## TO BE DONE
Scan the material and copy every line in which "name" appears.

-------------------------

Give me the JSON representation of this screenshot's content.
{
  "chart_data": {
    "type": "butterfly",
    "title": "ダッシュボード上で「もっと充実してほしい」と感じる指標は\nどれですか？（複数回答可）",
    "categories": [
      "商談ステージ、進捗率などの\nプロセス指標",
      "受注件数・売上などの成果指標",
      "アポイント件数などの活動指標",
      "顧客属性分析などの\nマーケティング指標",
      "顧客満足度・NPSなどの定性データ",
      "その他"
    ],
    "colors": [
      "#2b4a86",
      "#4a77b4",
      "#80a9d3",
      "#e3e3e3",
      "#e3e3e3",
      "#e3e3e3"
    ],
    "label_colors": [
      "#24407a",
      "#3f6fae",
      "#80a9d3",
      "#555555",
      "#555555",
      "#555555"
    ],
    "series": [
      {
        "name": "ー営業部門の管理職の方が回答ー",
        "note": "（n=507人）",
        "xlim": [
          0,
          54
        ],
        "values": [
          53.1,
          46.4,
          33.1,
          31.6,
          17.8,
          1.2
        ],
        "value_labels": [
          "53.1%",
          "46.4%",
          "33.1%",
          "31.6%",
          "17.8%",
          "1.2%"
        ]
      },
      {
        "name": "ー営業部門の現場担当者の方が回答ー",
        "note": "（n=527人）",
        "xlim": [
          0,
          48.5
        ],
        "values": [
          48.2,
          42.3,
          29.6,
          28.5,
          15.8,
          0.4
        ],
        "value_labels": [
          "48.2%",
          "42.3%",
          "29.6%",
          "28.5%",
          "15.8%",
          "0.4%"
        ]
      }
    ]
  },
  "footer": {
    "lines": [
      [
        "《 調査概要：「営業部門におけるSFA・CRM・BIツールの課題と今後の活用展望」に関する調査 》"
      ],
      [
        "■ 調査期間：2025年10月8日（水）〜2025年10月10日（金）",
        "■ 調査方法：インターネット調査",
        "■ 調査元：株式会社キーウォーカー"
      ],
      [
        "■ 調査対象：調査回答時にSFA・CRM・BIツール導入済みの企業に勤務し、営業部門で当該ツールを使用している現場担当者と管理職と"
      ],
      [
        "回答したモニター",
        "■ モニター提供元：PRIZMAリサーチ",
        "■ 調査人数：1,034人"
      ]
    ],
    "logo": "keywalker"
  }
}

-------------------------

## OUTPUT BELOW
        "name": "ー営業部門の管理職の方が回答ー",
        "name": "ー営業部門の現場担当者の方が回答ー",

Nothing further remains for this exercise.